╔══

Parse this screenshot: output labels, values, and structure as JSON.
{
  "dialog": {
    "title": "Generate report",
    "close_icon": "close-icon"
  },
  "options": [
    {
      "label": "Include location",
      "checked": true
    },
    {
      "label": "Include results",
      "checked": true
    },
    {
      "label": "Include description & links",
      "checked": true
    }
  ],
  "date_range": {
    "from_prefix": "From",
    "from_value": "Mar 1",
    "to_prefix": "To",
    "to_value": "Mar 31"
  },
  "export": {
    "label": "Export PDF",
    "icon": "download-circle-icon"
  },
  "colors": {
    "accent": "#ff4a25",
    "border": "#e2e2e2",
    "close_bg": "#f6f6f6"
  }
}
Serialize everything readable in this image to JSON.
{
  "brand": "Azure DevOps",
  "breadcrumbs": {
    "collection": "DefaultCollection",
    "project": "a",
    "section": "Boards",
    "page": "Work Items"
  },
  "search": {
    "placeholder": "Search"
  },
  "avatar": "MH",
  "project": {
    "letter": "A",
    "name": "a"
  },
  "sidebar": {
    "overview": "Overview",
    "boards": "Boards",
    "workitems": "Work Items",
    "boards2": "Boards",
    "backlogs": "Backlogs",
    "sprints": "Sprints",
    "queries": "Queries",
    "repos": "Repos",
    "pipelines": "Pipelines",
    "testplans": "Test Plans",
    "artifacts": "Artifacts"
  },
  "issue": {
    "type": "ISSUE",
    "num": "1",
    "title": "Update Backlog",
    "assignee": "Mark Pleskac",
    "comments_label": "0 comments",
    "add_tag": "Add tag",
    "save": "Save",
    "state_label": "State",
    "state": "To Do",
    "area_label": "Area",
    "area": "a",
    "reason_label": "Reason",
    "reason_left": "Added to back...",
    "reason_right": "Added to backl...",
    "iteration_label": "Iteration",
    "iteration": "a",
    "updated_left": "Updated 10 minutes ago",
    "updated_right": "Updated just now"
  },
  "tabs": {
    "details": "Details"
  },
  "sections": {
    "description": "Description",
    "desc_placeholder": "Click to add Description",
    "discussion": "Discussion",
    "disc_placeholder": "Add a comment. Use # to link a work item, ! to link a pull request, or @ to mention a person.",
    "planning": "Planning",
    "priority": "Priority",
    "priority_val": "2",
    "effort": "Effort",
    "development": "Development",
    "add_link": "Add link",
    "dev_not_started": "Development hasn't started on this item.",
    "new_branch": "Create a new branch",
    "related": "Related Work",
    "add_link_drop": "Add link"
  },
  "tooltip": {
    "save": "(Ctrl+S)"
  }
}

╚══

#### Exercise directions:
Copy down the material exactly as written.

#### Result of the task:
Parse this screenshot: output labels, values, and structure as JSON.
{
  "dialog": {
    "title": "Generate report",
    "close_icon": "close-icon"
  },
  "options": [
    {
      "label": "Include location",
      "checked": true
    },
    {
      "label": "Include results",
      "checked": true
    },
    {
      "label": "Include description & links",
      "checked": true
    }
  ],
  "date_range": {
    "from_prefix": "From",
    "from_value": "Mar 1",
    "to_prefix": "To",
    "to_value": "Mar 31"
  },
  "export": {
    "label": "Export PDF",
    "icon": "download-circle-icon"
  },
  "colors": {
    "accent": "#ff4a25",
    "border": "#e2e2e2",
    "close_bg": "#f6f6f6"
  }
}
Serialize everything readable in this image to JSON.
{
  "brand": "Azure DevOps",
  "breadcrumbs": {
    "collection": "DefaultCollection",
    "project": "a",
    "section": "Boards",
    "page": "Work Items"
  },
  "search": {
    "placeholder": "Search"
  },
  "avatar": "MH",
  "project": {
    "letter": "A",
    "name": "a"
  },
  "sidebar": {
    "overview": "Overview",
    "boards": "Boards",
    "workitems": "Work Items",
    "boards2": "Boards",
    "backlogs": "Backlogs",
    "sprints": "Sprints",
    "queries": "Queries",
    "repos": "Repos",
    "pipelines": "Pipelines",
    "testplans": "Test Plans",
    "artifacts": "Artifacts"
  },
  "issue": {
    "type": "ISSUE",
    "num": "1",
    "title": "Update Backlog",
    "assignee": "Mark Pleskac",
    "comments_label": "0 comments",
    "add_tag": "Add tag",
    "save": "Save",
    "state_label": "State",
    "state": "To Do",
    "area_label": "Area",
    "area": "a",
    "reason_label": "Reason",
    "reason_left": "Added to back...",
    "reason_right": "Added to backl...",
    "iteration_label": "Iteration",
    "iteration": "a",
    "updated_left": "Updated 10 minutes ago",
    "updated_right": "Updated just now"
  },
  "tabs": {
    "details": "Details"
  },
  "sections": {
    "description": "Description",
    "desc_placeholder": "Click to add Description",
    "discussion": "Discussion",
    "disc_placeholder": "Add a comment. Use # to link a work item, ! to link a pull request, or @ to mention a person.",
    "planning": "Planning",
    "priority": "Priority",
    "priority_val": "2",
    "effort": "Effort",
    "development": "Development",
    "add_link": "Add link",
    "dev_not_started": "Development hasn't started on this item.",
    "new_branch": "Create a new branch",
    "related": "Related Work",
    "add_link_drop": "Add link"
  },
  "tooltip": {
    "save": "(Ctrl+S)"
  }
}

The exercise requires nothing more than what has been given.